**MATERIAL SHOWN**.
::::::::::
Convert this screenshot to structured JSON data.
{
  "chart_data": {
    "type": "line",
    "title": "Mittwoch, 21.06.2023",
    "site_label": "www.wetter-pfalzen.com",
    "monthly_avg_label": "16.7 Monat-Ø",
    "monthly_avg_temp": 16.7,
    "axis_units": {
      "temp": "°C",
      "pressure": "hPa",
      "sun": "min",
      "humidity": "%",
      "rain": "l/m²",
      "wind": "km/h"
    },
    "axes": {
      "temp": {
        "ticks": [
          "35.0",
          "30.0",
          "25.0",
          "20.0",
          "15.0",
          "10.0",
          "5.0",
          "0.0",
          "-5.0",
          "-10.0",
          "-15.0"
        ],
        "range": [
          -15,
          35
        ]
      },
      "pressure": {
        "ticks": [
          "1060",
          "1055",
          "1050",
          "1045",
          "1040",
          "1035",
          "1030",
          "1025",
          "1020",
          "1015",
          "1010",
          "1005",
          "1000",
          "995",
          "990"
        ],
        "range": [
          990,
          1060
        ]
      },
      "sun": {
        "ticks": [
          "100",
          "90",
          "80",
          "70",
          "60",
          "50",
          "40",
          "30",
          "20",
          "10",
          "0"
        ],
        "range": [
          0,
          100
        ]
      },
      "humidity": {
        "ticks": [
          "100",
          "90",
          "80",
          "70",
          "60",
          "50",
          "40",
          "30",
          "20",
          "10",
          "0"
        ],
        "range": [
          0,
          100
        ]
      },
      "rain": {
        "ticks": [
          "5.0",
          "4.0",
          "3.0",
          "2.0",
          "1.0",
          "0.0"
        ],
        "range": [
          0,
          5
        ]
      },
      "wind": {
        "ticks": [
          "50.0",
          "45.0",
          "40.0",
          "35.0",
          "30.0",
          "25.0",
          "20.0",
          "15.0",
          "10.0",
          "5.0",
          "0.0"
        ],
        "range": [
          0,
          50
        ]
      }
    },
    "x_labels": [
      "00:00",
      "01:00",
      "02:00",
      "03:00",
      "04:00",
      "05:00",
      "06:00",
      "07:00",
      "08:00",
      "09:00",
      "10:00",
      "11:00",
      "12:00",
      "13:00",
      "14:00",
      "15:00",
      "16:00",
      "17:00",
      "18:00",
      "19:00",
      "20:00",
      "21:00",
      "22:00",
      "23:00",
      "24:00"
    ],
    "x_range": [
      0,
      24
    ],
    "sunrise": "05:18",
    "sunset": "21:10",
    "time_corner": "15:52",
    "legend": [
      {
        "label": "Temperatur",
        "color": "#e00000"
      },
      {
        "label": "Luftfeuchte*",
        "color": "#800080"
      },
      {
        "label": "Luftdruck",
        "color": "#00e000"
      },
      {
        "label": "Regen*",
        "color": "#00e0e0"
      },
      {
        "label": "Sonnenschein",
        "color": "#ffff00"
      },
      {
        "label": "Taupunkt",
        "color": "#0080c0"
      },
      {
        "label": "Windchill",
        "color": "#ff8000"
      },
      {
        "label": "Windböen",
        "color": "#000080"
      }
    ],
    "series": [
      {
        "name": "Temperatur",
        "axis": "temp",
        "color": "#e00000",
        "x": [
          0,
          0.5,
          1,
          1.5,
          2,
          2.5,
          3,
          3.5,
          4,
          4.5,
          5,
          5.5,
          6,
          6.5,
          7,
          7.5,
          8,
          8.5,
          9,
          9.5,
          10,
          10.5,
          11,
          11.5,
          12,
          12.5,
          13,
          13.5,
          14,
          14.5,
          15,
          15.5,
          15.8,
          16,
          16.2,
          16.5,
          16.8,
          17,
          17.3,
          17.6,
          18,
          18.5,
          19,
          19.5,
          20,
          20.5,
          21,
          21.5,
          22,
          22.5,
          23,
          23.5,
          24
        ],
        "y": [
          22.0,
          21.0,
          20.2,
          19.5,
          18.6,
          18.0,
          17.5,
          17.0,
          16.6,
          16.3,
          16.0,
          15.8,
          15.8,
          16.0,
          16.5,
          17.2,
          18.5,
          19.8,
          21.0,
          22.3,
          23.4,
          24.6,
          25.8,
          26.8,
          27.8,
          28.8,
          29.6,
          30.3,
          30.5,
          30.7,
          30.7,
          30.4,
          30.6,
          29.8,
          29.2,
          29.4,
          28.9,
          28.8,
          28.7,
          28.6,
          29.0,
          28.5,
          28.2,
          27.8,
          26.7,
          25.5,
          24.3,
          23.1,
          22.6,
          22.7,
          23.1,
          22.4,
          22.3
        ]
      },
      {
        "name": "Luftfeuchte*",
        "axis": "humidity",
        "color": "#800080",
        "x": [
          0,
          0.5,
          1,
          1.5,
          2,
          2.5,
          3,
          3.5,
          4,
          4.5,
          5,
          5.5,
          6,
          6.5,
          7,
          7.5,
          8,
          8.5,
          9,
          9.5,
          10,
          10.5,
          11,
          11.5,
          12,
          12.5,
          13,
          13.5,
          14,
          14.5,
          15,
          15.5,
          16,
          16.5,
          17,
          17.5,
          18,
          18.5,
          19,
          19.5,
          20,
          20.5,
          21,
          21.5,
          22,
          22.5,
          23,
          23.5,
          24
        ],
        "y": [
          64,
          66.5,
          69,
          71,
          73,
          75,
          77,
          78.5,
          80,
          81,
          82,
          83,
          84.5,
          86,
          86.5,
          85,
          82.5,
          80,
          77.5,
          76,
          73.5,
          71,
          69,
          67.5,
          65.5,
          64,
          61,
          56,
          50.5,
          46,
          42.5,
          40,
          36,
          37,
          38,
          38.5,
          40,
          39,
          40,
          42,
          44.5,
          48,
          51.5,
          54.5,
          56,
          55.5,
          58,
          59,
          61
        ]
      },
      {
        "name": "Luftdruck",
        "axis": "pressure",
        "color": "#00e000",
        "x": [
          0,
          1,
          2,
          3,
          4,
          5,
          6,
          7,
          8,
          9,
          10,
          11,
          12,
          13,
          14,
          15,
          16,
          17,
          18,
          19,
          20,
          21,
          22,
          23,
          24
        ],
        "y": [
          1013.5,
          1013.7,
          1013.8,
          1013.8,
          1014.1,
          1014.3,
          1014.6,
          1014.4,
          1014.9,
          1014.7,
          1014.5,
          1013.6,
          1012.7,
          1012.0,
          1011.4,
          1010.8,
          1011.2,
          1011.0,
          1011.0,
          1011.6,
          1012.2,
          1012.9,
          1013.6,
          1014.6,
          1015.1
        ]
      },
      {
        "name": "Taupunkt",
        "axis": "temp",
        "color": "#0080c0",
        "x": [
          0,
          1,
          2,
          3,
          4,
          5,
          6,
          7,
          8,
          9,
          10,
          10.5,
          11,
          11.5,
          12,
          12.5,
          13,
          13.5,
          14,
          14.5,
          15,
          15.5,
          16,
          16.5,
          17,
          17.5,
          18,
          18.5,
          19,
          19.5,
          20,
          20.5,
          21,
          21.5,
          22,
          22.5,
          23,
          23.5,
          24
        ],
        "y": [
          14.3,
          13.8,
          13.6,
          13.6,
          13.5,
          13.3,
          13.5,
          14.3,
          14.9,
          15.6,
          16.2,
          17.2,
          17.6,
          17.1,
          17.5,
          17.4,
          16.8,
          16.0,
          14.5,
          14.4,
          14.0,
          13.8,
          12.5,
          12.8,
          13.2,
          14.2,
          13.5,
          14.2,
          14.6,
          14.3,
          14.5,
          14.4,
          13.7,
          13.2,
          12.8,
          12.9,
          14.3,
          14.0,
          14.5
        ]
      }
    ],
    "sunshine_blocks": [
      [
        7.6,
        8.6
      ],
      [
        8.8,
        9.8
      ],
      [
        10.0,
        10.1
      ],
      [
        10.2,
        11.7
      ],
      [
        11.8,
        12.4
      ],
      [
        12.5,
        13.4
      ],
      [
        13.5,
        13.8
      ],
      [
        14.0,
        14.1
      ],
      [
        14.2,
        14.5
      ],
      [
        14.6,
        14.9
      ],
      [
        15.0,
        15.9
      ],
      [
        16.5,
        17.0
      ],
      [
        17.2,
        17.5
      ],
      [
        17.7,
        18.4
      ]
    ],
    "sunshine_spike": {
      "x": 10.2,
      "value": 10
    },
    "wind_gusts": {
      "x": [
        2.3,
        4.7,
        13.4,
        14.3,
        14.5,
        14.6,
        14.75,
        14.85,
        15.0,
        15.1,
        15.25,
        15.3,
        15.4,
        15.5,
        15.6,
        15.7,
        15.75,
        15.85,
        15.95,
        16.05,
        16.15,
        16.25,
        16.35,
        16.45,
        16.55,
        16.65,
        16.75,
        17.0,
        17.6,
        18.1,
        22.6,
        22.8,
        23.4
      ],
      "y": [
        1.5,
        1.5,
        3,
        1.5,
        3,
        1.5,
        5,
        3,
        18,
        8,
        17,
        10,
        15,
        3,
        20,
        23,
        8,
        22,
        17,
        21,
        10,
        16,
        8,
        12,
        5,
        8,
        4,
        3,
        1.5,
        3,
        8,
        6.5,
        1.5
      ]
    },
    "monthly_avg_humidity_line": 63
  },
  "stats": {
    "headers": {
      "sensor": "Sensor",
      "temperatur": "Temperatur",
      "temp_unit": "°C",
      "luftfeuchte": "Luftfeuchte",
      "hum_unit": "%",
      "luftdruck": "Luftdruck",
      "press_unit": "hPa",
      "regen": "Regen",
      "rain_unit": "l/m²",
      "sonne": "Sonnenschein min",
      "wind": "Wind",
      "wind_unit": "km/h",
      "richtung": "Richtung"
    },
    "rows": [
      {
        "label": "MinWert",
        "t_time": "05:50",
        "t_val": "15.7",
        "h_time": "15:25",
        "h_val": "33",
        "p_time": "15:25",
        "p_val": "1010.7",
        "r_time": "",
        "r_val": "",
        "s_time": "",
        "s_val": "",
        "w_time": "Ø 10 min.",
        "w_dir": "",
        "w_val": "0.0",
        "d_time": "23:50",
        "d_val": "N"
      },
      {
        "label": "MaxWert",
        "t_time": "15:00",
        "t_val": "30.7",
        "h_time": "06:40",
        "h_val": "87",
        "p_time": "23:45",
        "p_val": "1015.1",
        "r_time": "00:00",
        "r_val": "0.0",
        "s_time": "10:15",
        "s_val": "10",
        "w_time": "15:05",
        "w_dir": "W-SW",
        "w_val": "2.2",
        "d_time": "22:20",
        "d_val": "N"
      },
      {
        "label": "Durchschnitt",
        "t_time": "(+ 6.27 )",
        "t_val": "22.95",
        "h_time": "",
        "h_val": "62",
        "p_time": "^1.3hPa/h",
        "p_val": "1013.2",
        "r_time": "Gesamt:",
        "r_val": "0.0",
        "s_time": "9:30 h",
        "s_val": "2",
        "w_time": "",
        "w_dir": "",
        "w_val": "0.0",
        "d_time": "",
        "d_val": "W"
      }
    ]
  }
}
::::::::::
**DIRECTIONS**. Search the entries for the string "Temperatur" and collect each line that has it.

**RESPONSE BELOW**.
        "label": "Temperatur",
        "name": "Temperatur",
      "temperatur": "Temperatur",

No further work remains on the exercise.